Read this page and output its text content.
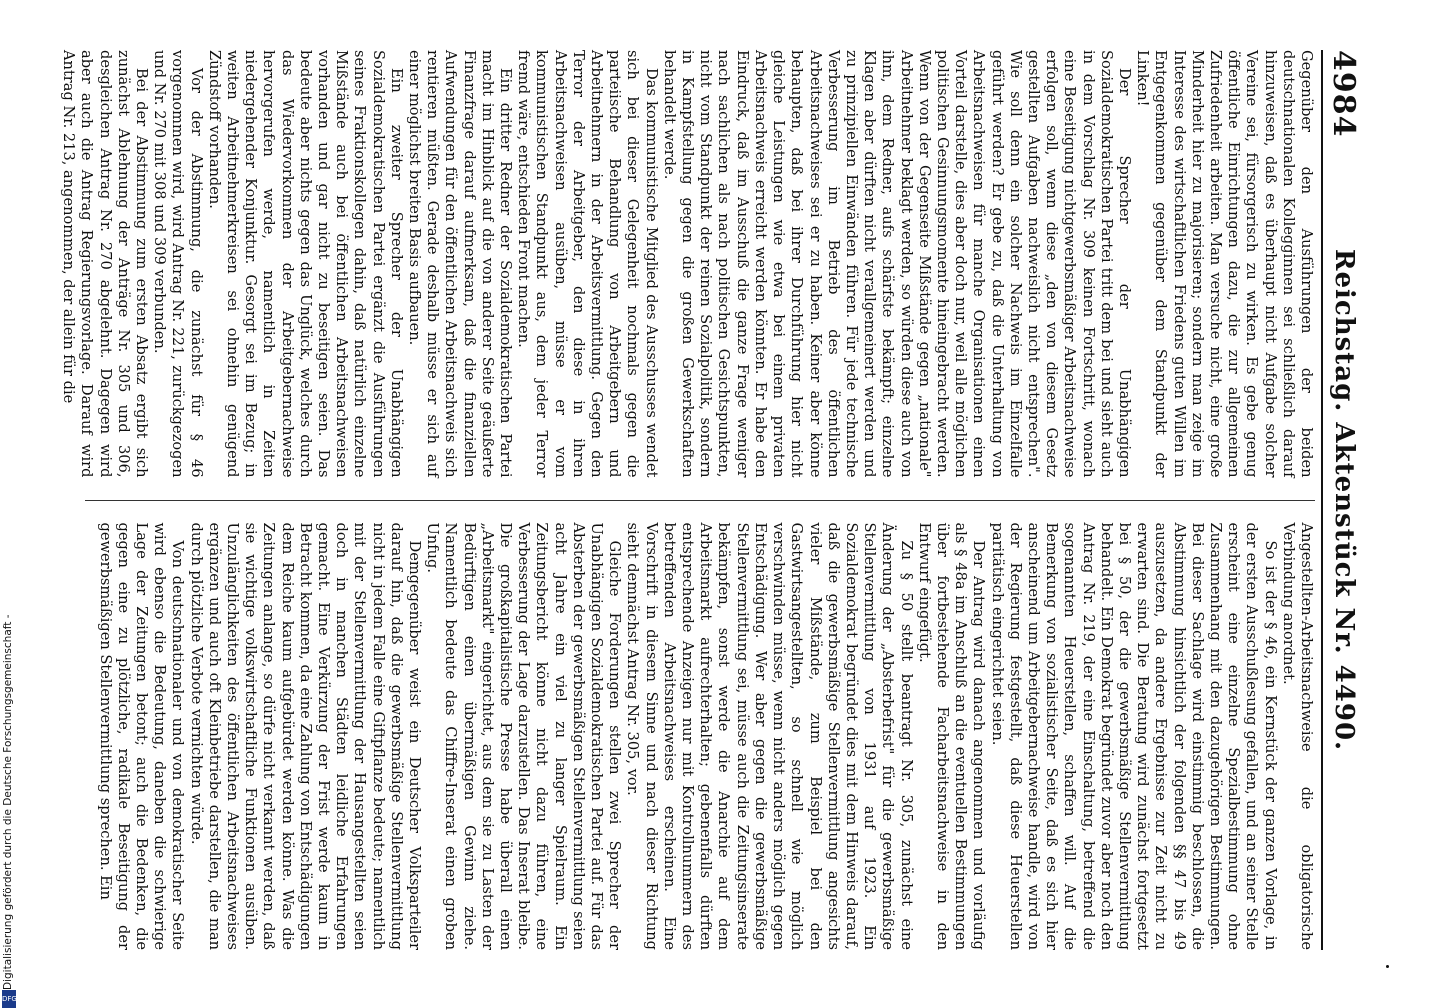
4984
Reichstag. Aktenstück Nr. 4490.

Gegenüber den Ausführungen der beiden deutschnationalen Kollegginnen sei schließlich darauf hinzuweisen, daß es überhaupt nicht Aufgabe solcher Vereine sei, fürsorgerisch zu wirken. Es gebe genug öffentliche Einrichtungen dazu, die zur allgemeinen Zufriedenheit arbeiten. Man versuche nicht, eine große Minderheit hier zu majorisieren; sondern man zeige im Interesse des wirtschaftlichen Friedens guten Willen im Entgegenkommen gegenüber dem Standpunkt der Linken!

Der Sprecher der Unabhängigen Sozialdemokratischen Partei tritt dem bei und sieht auch in dem Vorschlag Nr. 309 keinen Fortschritt, wonach eine Beseitigung nichtgewerbsmäßiger Arbeitsnachweise erfolgen soll, wenn diese „den von diesem Gesetz gestellten Aufgaben nachweislich nicht entsprechen". Wie soll denn ein solcher Nachweis im Einzelfalle geführt werden? Er gebe zu, daß die Unterhaltung von Arbeitsnachweisen für manche Organisationen einen Vorteil darstelle, dies aber doch nur, weil alle möglichen politischen Gesinnungsmomente hineingebracht werden. Wenn von der Gegenseite Mißstände gegen „nationale" Arbeitnehmer beklagt werden, so würden diese auch von ihm, dem Redner, aufs schärfste bekämpft; einzelne Klagen aber dürften nicht verallgemeinert werden und zu prinzipiellen Einwänden führen. Für jede technische Verbesserung im Betrieb des öffentlichen Arbeitsnachweises sei er zu haben. Keiner aber könne behaupten, daß bei ihrer Durchführung hier nicht gleiche Leistungen wie etwa bei einem privaten Arbeitsnachweis erreicht werden könnten. Er habe den Eindruck, daß im Ausschuß die ganze Frage weniger nach sachlichen als nach politischen Gesichtspunkten, nicht vom Standpunkt der reinen Sozialpolitik, sondern in Kampfstellung gegen die großen Gewerkschaften behandelt werde.

Das kommunistische Mitglied des Ausschusses wendet sich bei dieser Gelegenheit nochmals gegen die parteiische Behandlung von Arbeitgebern und Arbeitnehmern in der Arbeitsvermittlung. Gegen den Terror der Arbeitgeber, den diese in ihren Arbeitsnachweisen ausüben, müsse er vom kommunistischen Standpunkt aus, dem jeder Terror fremd wäre, entschieden Front machen.

Ein dritter Redner der Sozialdemokratischen Partei macht im Hinblick auf die von anderer Seite geäußerte Finanzfrage darauf aufmerksam, daß die finanziellen Aufwendungen für den öffentlichen Arbeitsnachweis sich rentieren müßten. Gerade deshalb müsse er sich auf einer möglichst breiten Basis aufbauen.

Ein zweiter Sprecher der Unabhängigen Sozialdemokratischen Partei ergänzt die Ausführungen seines Fraktionskollegen dahin, daß natürlich einzelne Mißstände auch bei öffentlichen Arbeitsnachweisen vorhanden und gar nicht zu beseitigen seien. Das bedeute aber nichts gegen das Unglück, welches durch das Wiedervorkommen der Arbeitgebernachweise hervorgerufen werde, namentlich in Zeiten niedergehender Konjunktur. Gesorgt sei im Bezug; in weiten Arbeitnehmerkreisen sei ohnehin genügend Zündstoff vorhanden.

Vor der Abstimmung, die zunächst für § 46 vorgenommen wird, wird Antrag Nr. 221, zurückgezogen und Nr. 270 mit 308 und 309 verbunden.

Bei der Abstimmung zum ersten Absatz ergibt sich zunächst Ablehnung der Anträge Nr. 305 und 306, desgleichen Antrag Nr. 270 abgelehnt. Dagegen wird aber auch die Antrag Regierungsvorlage. Darauf wird Antrag Nr. 213, angenommen, der allein für die

Angestellten-Arbeitsnachweise die obligatorische Verbindung anordnet.

So ist der § 46, ein Kernstück der ganzen Vorlage, in der ersten Ausschußlesung gefallen, und an seiner Stelle erscheint eine einzelne Spezialbestimmung ohne Zusammenhang mit den dazugehörigen Bestimmungen. Bei dieser Sachlage wird einstimmig beschlossen, die Abstimmung hinsichtlich der folgenden §§ 47 bis 49 auszusetzen, da andere Ergebnisse zur Zeit nicht zu erwarten sind. Die Beratung wird zunächst fortgesetzt bei § 50, der die gewerbsmäßige Stellenvermittlung behandelt. Ein Demokrat begründet zuvor aber noch den Antrag Nr. 219, der eine Einschaltung, betreffend die sogenannten Heuerstellen, schaffen will. Auf die Bemerkung von sozialistischer Seite, daß es sich hier anscheinend um Arbeitgebernachweise handle, wird von der Regierung festgestellt, daß diese Heuerstellen paritätisch eingerichtet seien.

Der Antrag wird danach angenommen und vorläufig als § 48a im Anschluß an die eventuellen Bestimmungen über fortbestehende Facharbeitsnachweise in den Entwurf eingefügt.

Zu § 50 stellt beantragt Nr. 305, zunächst eine Änderung der „Absterbefrist" für die gewerbsmäßige Stellenvermittlung von 1931 auf 1923. Ein Sozialdemokrat begründet dies mit dem Hinweis darauf, daß die gewerbsmäßige Stellenvermittlung angesichts vieler Mißstände, zum Beispiel bei den Gastwirtsangestellten, so schnell wie möglich verschwinden müsse, wenn nicht anders möglich gegen Entschädigung. Wer aber gegen die gewerbsmäßige Stellenvermittlung sei, müsse auch die Zeitungsinserate bekämpfen, sonst werde die Anarchie auf dem Arbeitsmarkt aufrechterhalten; gebenenfalls dürften entsprechende Anzeigen nur mit Kontrollnummern des betreffenden Arbeitsnachweises erscheinen. Eine Vorschrift in diesem Sinne und nach dieser Richtung sieht demnächst Antrag Nr. 305, vor.

Gleiche Forderungen stellen zwei Sprecher der Unabhängigen Sozialdemokratischen Partei auf. Für das Absterben der gewerbsmäßigen Stellenvermittlung seien acht Jahre ein viel zu langer Spielraum. Ein Zeitungsbericht könne nicht dazu führen, eine Verbesserung der Lage darzustellen. Das Inserat bleibe. Die großkapitalistische Presse habe überall einen „Arbeitsmarkt" eingerichtet, aus dem sie zu Lasten der Bedürftigen einen übermäßigen Gewinn ziehe. Namentlich bedeute das Chiffre-Inserat einen groben Unfug.

Demgegenüber weist ein Deutscher Volksparteiler darauf hin, daß die gewerbsmäßige Stellenvermittlung nicht in jedem Falle eine Giftpflanze bedeute; namentlich mit der Stellenvermittlung der Hausangestellten seien doch in manchen Städten leidliche Erfahrungen gemacht. Eine Verkürzung der Frist werde kaum in Betracht kommen, da eine Zahlung von Entschädigungen dem Reiche kaum aufgebürdet werden könne. Was die Zeitungen anlange, so dürfe nicht verkannt werden, daß sie wichtige volkswirtschaftliche Funktionen ausüben. Unzulänglichkeiten des öffentlichen Arbeitsnachweises ergänzen und auch oft Kleinbetriebe darstellen, die man durch plötzliche Verbote vernichten würde.

Von deutschnationaler und von demokratischer Seite wird ebenso die Bedeutung, daneben die schwierige Lage der Zeitungen betont; auch die Bedenken, die gegen eine zu plötzliche, radikale Beseitigung der gewerbsmäßigen Stellenvermittlung sprechen. Ein

Digitalisierung gefördert durch die Deutsche Forschungsgemeinschaft -
DFG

# ACTIVITY:
Return every line of the records exactly as given, pictures excluded.

# YOUR SOLUTION:
Read this page and output its text content.
4984
Reichstag. Aktenstück Nr. 4490.

Gegenüber den Ausführungen der beiden deutschnationalen Kollegginnen sei schließlich darauf hinzuweisen, daß es überhaupt nicht Aufgabe solcher Vereine sei, fürsorgerisch zu wirken. Es gebe genug öffentliche Einrichtungen dazu, die zur allgemeinen Zufriedenheit arbeiten. Man versuche nicht, eine große Minderheit hier zu majorisieren; sondern man zeige im Interesse des wirtschaftlichen Friedens guten Willen im Entgegenkommen gegenüber dem Standpunkt der Linken!

Der Sprecher der Unabhängigen Sozialdemokratischen Partei tritt dem bei und sieht auch in dem Vorschlag Nr. 309 keinen Fortschritt, wonach eine Beseitigung nichtgewerbsmäßiger Arbeitsnachweise erfolgen soll, wenn diese „den von diesem Gesetz gestellten Aufgaben nachweislich nicht entsprechen". Wie soll denn ein solcher Nachweis im Einzelfalle geführt werden? Er gebe zu, daß die Unterhaltung von Arbeitsnachweisen für manche Organisationen einen Vorteil darstelle, dies aber doch nur, weil alle möglichen politischen Gesinnungsmomente hineingebracht werden. Wenn von der Gegenseite Mißstände gegen „nationale" Arbeitnehmer beklagt werden, so würden diese auch von ihm, dem Redner, aufs schärfste bekämpft; einzelne Klagen aber dürften nicht verallgemeinert werden und zu prinzipiellen Einwänden führen. Für jede technische Verbesserung im Betrieb des öffentlichen Arbeitsnachweises sei er zu haben. Keiner aber könne behaupten, daß bei ihrer Durchführung hier nicht gleiche Leistungen wie etwa bei einem privaten Arbeitsnachweis erreicht werden könnten. Er habe den Eindruck, daß im Ausschuß die ganze Frage weniger nach sachlichen als nach politischen Gesichtspunkten, nicht vom Standpunkt der reinen Sozialpolitik, sondern in Kampfstellung gegen die großen Gewerkschaften behandelt werde.

Das kommunistische Mitglied des Ausschusses wendet sich bei dieser Gelegenheit nochmals gegen die parteiische Behandlung von Arbeitgebern und Arbeitnehmern in der Arbeitsvermittlung. Gegen den Terror der Arbeitgeber, den diese in ihren Arbeitsnachweisen ausüben, müsse er vom kommunistischen Standpunkt aus, dem jeder Terror fremd wäre, entschieden Front machen.

Ein dritter Redner der Sozialdemokratischen Partei macht im Hinblick auf die von anderer Seite geäußerte Finanzfrage darauf aufmerksam, daß die finanziellen Aufwendungen für den öffentlichen Arbeitsnachweis sich rentieren müßten. Gerade deshalb müsse er sich auf einer möglichst breiten Basis aufbauen.

Ein zweiter Sprecher der Unabhängigen Sozialdemokratischen Partei ergänzt die Ausführungen seines Fraktionskollegen dahin, daß natürlich einzelne Mißstände auch bei öffentlichen Arbeitsnachweisen vorhanden und gar nicht zu beseitigen seien. Das bedeute aber nichts gegen das Unglück, welches durch das Wiedervorkommen der Arbeitgebernachweise hervorgerufen werde, namentlich in Zeiten niedergehender Konjunktur. Gesorgt sei im Bezug; in weiten Arbeitnehmerkreisen sei ohnehin genügend Zündstoff vorhanden.

Vor der Abstimmung, die zunächst für § 46 vorgenommen wird, wird Antrag Nr. 221, zurückgezogen und Nr. 270 mit 308 und 309 verbunden.

Bei der Abstimmung zum ersten Absatz ergibt sich zunächst Ablehnung der Anträge Nr. 305 und 306, desgleichen Antrag Nr. 270 abgelehnt. Dagegen wird aber auch die Antrag Regierungsvorlage. Darauf wird Antrag Nr. 213, angenommen, der allein für die

Angestellten-Arbeitsnachweise die obligatorische Verbindung anordnet.

So ist der § 46, ein Kernstück der ganzen Vorlage, in der ersten Ausschußlesung gefallen, und an seiner Stelle erscheint eine einzelne Spezialbestimmung ohne Zusammenhang mit den dazugehörigen Bestimmungen. Bei dieser Sachlage wird einstimmig beschlossen, die Abstimmung hinsichtlich der folgenden §§ 47 bis 49 auszusetzen, da andere Ergebnisse zur Zeit nicht zu erwarten sind. Die Beratung wird zunächst fortgesetzt bei § 50, der die gewerbsmäßige Stellenvermittlung behandelt. Ein Demokrat begründet zuvor aber noch den Antrag Nr. 219, der eine Einschaltung, betreffend die sogenannten Heuerstellen, schaffen will. Auf die Bemerkung von sozialistischer Seite, daß es sich hier anscheinend um Arbeitgebernachweise handle, wird von der Regierung festgestellt, daß diese Heuerstellen paritätisch eingerichtet seien.

Der Antrag wird danach angenommen und vorläufig als § 48a im Anschluß an die eventuellen Bestimmungen über fortbestehende Facharbeitsnachweise in den Entwurf eingefügt.

Zu § 50 stellt beantragt Nr. 305, zunächst eine Änderung der „Absterbefrist" für die gewerbsmäßige Stellenvermittlung von 1931 auf 1923. Ein Sozialdemokrat begründet dies mit dem Hinweis darauf, daß die gewerbsmäßige Stellenvermittlung angesichts vieler Mißstände, zum Beispiel bei den Gastwirtsangestellten, so schnell wie möglich verschwinden müsse, wenn nicht anders möglich gegen Entschädigung. Wer aber gegen die gewerbsmäßige Stellenvermittlung sei, müsse auch die Zeitungsinserate bekämpfen, sonst werde die Anarchie auf dem Arbeitsmarkt aufrechterhalten; gebenenfalls dürften entsprechende Anzeigen nur mit Kontrollnummern des betreffenden Arbeitsnachweises erscheinen. Eine Vorschrift in diesem Sinne und nach dieser Richtung sieht demnächst Antrag Nr. 305, vor.

Gleiche Forderungen stellen zwei Sprecher der Unabhängigen Sozialdemokratischen Partei auf. Für das Absterben der gewerbsmäßigen Stellenvermittlung seien acht Jahre ein viel zu langer Spielraum. Ein Zeitungsbericht könne nicht dazu führen, eine Verbesserung der Lage darzustellen. Das Inserat bleibe. Die großkapitalistische Presse habe überall einen „Arbeitsmarkt" eingerichtet, aus dem sie zu Lasten der Bedürftigen einen übermäßigen Gewinn ziehe. Namentlich bedeute das Chiffre-Inserat einen groben Unfug.

Demgegenüber weist ein Deutscher Volksparteiler darauf hin, daß die gewerbsmäßige Stellenvermittlung nicht in jedem Falle eine Giftpflanze bedeute; namentlich mit der Stellenvermittlung der Hausangestellten seien doch in manchen Städten leidliche Erfahrungen gemacht. Eine Verkürzung der Frist werde kaum in Betracht kommen, da eine Zahlung von Entschädigungen dem Reiche kaum aufgebürdet werden könne. Was die Zeitungen anlange, so dürfe nicht verkannt werden, daß sie wichtige volkswirtschaftliche Funktionen ausüben. Unzulänglichkeiten des öffentlichen Arbeitsnachweises ergänzen und auch oft Kleinbetriebe darstellen, die man durch plötzliche Verbote vernichten würde.

Von deutschnationaler und von demokratischer Seite wird ebenso die Bedeutung, daneben die schwierige Lage der Zeitungen betont; auch die Bedenken, die gegen eine zu plötzliche, radikale Beseitigung der gewerbsmäßigen Stellenvermittlung sprechen. Ein

Digitalisierung gefördert durch die Deutsche Forschungsgemeinschaft -
DFG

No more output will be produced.